— TASK —
Filter the listing below, copying every line in which the word "этим" appears.

[Records from a data collection]

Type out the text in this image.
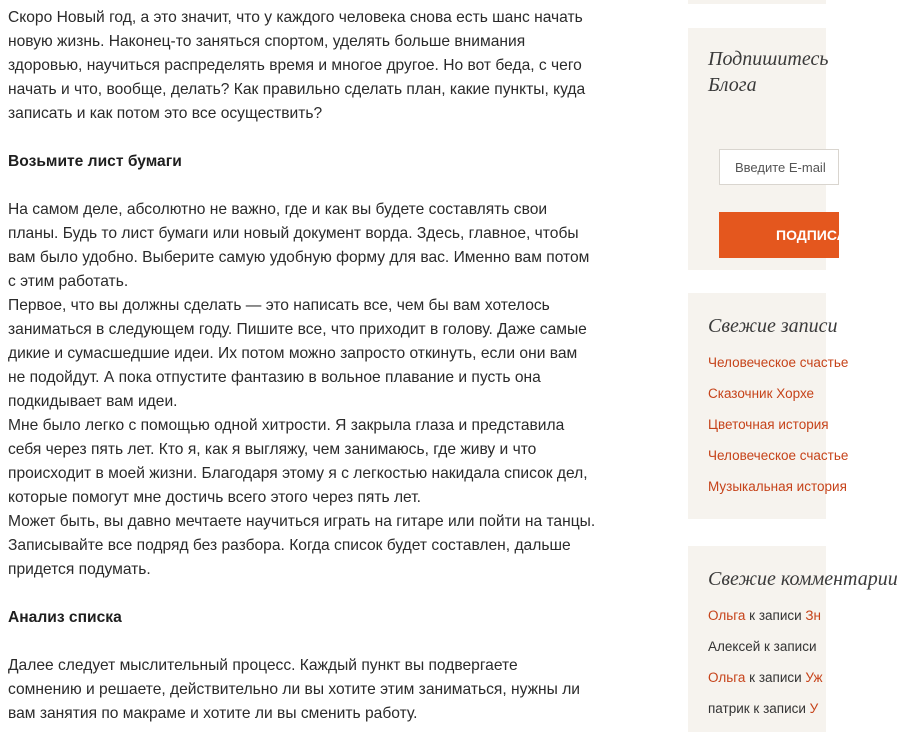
Скоро Новый год, а это значит, что у каждого человека снова есть шанс начать

новую жизнь. Наконец-то заняться спортом, уделять больше внимания

здоровью, научиться распределять время и многое другое. Но вот беда, с чего

начать и что, вообще, делать? Как правильно сделать план, какие пункты, куда

записать и как потом это все осуществить?

Возьмите лист бумаги

На самом деле, абсолютно не важно, где и как вы будете составлять свои

планы. Будь то лист бумаги или новый документ ворда. Здесь, главное, чтобы

вам было удобно. Выберите самую удобную форму для вас. Именно вам потом

с этим работать.

Первое, что вы должны сделать — это написать все, чем бы вам хотелось

заниматься в следующем году. Пишите все, что приходит в голову. Даже самые

дикие и сумасшедшие идеи. Их потом можно запросто откинуть, если они вам

не подойдут. А пока отпустите фантазию в вольное плавание и пусть она

подкидывает вам идеи.

Мне было легко с помощью одной хитрости. Я закрыла глаза и представила

себя через пять лет. Кто я, как я выгляжу, чем занимаюсь, где живу и что

происходит в моей жизни. Благодаря этому я с легкостью накидала список дел,

которые помогут мне достичь всего этого через пять лет.

Может быть, вы давно мечтаете научиться играть на гитаре или пойти на танцы.

Записывайте все подряд без разбора. Когда список будет составлен, дальше

придется подумать.

Анализ списка

Далее следует мыслительный процесс. Каждый пункт вы подвергаете

сомнению и решаете, действительно ли вы хотите этим заниматься, нужны ли

вам занятия по макраме и хотите ли вы сменить работу.

Подпишитесь
Блога
Введите E-mail
ПОДПИСАТЬСЯ
Свежие записи
Человеческое счастье
Сказочник Хорхе
Цветочная история
Человеческое счастье
Музыкальная история
Свежие комментарии
Ольга к записи Зн
Алексей к записи
Ольга к записи Уж
патрик к записи У
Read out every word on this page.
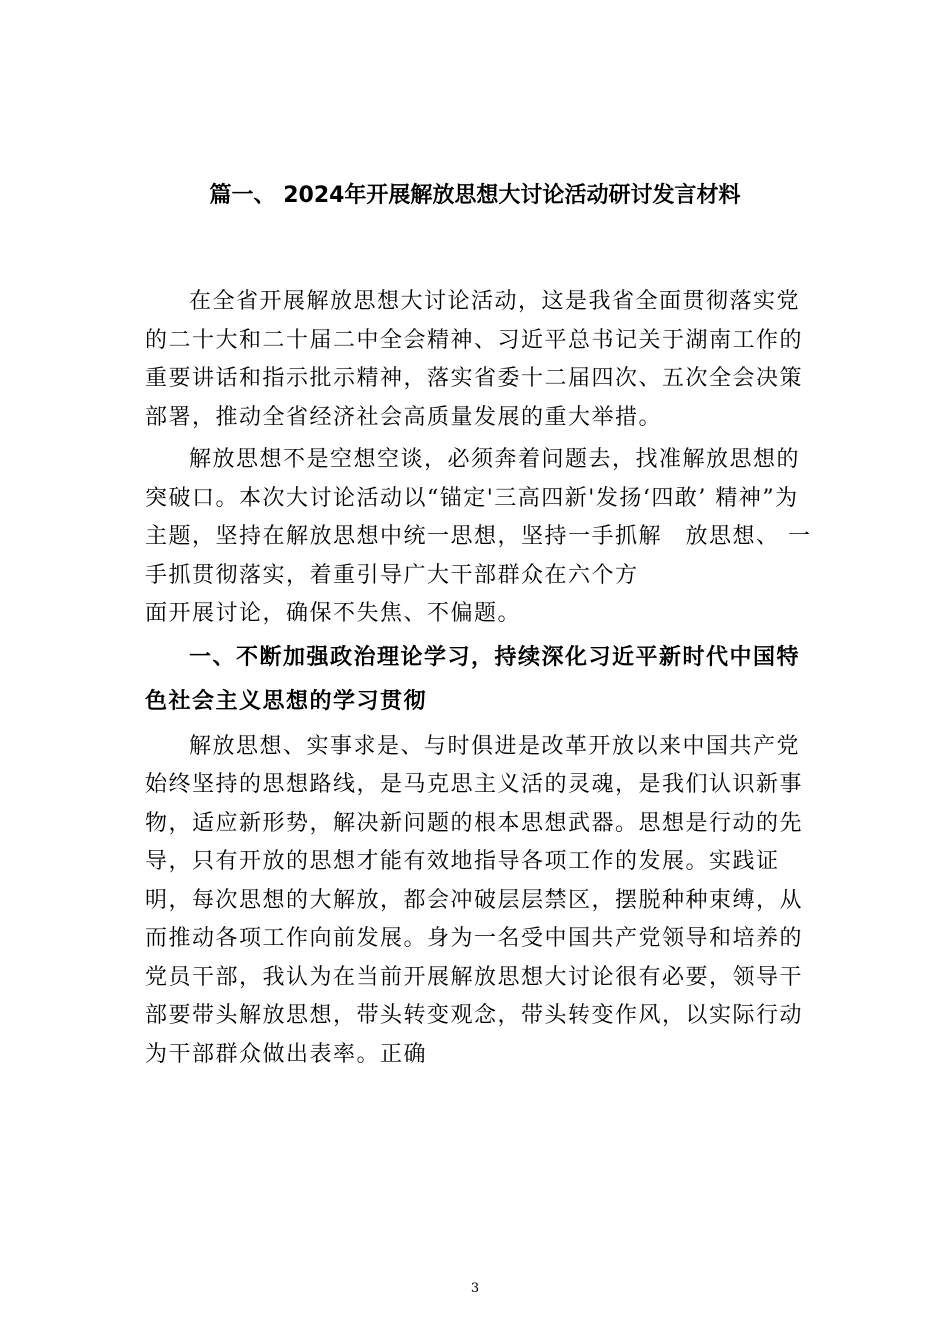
篇一、 2024年开展解放思想大讨论活动研讨发言材料

在全省开展解放思想大讨论活动，这是我省全面贯彻落实党的二十大和二十届二中全会精神、习近平总书记关于湖南工作的重要讲话和指示批示精神，落实省委十二届四次、五次全会决策部署，推动全省经济社会高质量发展的重大举措。

解放思想不是空想空谈，必须奔着问题去，找准解放思想的突破口。本次大讨论活动以“锚定'三高四新'发扬‘四敢’ 精神”为主题，坚持在解放思想中统一思想，坚持一手抓解　放思想、 一手抓贯彻落实，着重引导广大干部群众在六个方

面开展讨论，确保不失焦、不偏题。

一、不断加强政治理论学习，持续深化习近平新时代中国特色社会主义思想的学习贯彻

解放思想、实事求是、与时俱进是改革开放以来中国共产党始终坚持的思想路线，是马克思主义活的灵魂，是我们认识新事物，适应新形势，解决新问题的根本思想武器。思想是行动的先导，只有开放的思想才能有效地指导各项工作的发展。实践证明，每次思想的大解放，都会冲破层层禁区，摆脱种种束缚，从而推动各项工作向前发展。身为一名受中国共产党领导和培养的党员干部，我认为在当前开展解放思想大讨论很有必要，领导干部要带头解放思想，带头转变观念，带头转变作风，以实际行动为干部群众做出表率。正确

3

— EXERCISE ANSWER —
с этим работать.
сомнению и решаете, действительно ли вы хотите этим заниматься, нужны ли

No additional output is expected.